Records from a collection

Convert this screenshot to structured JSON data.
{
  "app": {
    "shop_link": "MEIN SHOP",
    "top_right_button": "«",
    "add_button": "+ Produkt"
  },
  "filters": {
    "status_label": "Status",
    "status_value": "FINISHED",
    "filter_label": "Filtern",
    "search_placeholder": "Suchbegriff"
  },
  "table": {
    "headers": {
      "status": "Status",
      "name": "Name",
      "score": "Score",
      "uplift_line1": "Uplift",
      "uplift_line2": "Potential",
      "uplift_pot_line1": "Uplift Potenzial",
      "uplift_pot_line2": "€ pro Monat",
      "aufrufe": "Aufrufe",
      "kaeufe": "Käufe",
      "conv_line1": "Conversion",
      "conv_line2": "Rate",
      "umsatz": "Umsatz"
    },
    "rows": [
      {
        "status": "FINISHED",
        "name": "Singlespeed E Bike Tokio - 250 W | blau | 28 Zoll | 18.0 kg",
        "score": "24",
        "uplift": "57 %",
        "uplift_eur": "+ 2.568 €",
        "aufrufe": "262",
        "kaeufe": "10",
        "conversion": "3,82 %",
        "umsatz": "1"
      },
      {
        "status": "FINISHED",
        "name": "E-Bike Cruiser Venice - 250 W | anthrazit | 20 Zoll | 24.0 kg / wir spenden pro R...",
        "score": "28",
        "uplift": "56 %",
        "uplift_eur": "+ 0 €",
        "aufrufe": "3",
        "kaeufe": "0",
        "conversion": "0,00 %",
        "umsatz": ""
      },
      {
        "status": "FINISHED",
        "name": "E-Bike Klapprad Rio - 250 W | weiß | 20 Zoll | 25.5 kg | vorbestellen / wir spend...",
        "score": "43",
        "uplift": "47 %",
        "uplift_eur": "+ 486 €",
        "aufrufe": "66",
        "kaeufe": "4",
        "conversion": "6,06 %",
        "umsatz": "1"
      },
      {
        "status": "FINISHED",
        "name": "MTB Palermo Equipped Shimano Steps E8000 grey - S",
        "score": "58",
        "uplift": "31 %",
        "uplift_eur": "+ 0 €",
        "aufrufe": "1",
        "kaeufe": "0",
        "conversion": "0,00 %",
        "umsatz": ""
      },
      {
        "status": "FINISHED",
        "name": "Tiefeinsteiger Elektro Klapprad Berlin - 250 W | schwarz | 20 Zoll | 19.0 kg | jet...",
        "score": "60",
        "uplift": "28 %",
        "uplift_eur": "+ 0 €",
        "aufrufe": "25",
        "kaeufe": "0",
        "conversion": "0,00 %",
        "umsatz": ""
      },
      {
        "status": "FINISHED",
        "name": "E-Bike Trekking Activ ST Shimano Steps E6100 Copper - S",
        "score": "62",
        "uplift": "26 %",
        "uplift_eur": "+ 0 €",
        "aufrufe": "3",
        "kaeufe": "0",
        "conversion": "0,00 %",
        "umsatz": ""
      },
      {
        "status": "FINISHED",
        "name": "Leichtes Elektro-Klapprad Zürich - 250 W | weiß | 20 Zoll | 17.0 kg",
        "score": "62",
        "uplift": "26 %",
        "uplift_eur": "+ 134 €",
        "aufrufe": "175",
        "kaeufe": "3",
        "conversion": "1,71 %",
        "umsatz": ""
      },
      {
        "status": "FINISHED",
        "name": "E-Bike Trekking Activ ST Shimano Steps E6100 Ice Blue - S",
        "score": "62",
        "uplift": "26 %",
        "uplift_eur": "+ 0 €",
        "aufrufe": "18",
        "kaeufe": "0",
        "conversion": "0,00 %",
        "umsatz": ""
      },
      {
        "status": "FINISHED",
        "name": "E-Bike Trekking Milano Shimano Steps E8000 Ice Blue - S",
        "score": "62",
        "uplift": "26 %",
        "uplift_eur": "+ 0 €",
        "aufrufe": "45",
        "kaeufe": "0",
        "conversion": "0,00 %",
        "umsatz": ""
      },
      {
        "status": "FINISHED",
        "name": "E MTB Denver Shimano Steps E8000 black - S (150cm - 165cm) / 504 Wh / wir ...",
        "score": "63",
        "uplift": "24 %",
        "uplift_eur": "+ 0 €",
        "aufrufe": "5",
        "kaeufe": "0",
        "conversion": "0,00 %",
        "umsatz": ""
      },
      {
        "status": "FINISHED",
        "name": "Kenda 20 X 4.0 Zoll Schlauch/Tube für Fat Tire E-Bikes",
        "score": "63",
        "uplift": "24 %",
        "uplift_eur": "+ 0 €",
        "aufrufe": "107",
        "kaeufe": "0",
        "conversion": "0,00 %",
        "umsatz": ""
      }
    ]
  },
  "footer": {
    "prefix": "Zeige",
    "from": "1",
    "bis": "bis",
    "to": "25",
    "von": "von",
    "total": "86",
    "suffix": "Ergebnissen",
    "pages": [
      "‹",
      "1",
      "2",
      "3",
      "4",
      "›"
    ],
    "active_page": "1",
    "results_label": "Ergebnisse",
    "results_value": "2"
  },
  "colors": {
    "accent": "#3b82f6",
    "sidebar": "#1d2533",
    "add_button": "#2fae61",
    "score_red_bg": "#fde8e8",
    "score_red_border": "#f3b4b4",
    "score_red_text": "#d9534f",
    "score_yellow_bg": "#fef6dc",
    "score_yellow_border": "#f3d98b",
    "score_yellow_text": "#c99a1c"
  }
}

GIVEN EXERCISE
Each line that contains the word "weiß" counts toward the total; give only that total.

OUTPUT OF THE TASK
2